(BRIEF):
Return the full material exactly.
--- Begin DATASET RECORDS ---
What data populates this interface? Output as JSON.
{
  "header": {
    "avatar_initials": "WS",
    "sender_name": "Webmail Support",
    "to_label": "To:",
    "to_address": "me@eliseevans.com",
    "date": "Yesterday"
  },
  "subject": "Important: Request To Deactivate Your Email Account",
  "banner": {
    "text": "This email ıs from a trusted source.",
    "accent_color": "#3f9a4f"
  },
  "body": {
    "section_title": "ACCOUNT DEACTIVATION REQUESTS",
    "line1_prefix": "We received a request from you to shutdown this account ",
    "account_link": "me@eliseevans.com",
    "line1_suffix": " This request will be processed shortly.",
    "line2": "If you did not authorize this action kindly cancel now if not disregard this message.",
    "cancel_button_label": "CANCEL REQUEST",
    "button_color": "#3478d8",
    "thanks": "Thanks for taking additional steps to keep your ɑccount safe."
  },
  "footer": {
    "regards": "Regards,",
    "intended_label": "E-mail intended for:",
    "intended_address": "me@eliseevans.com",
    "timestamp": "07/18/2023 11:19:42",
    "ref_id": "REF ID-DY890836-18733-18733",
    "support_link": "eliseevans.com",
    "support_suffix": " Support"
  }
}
--- End DATASET RECORDS ---
(SOLUTION TO THE EXERCISE):
What data populates this interface? Output as JSON.
{
  "header": {
    "avatar_initials": "WS",
    "sender_name": "Webmail Support",
    "to_label": "To:",
    "to_address": "me@eliseevans.com",
    "date": "Yesterday"
  },
  "subject": "Important: Request To Deactivate Your Email Account",
  "banner": {
    "text": "This email ıs from a trusted source.",
    "accent_color": "#3f9a4f"
  },
  "body": {
    "section_title": "ACCOUNT DEACTIVATION REQUESTS",
    "line1_prefix": "We received a request from you to shutdown this account ",
    "account_link": "me@eliseevans.com",
    "line1_suffix": " This request will be processed shortly.",
    "line2": "If you did not authorize this action kindly cancel now if not disregard this message.",
    "cancel_button_label": "CANCEL REQUEST",
    "button_color": "#3478d8",
    "thanks": "Thanks for taking additional steps to keep your ɑccount safe."
  },
  "footer": {
    "regards": "Regards,",
    "intended_label": "E-mail intended for:",
    "intended_address": "me@eliseevans.com",
    "timestamp": "07/18/2023 11:19:42",
    "ref_id": "REF ID-DY890836-18733-18733",
    "support_link": "eliseevans.com",
    "support_suffix": " Support"
  }
}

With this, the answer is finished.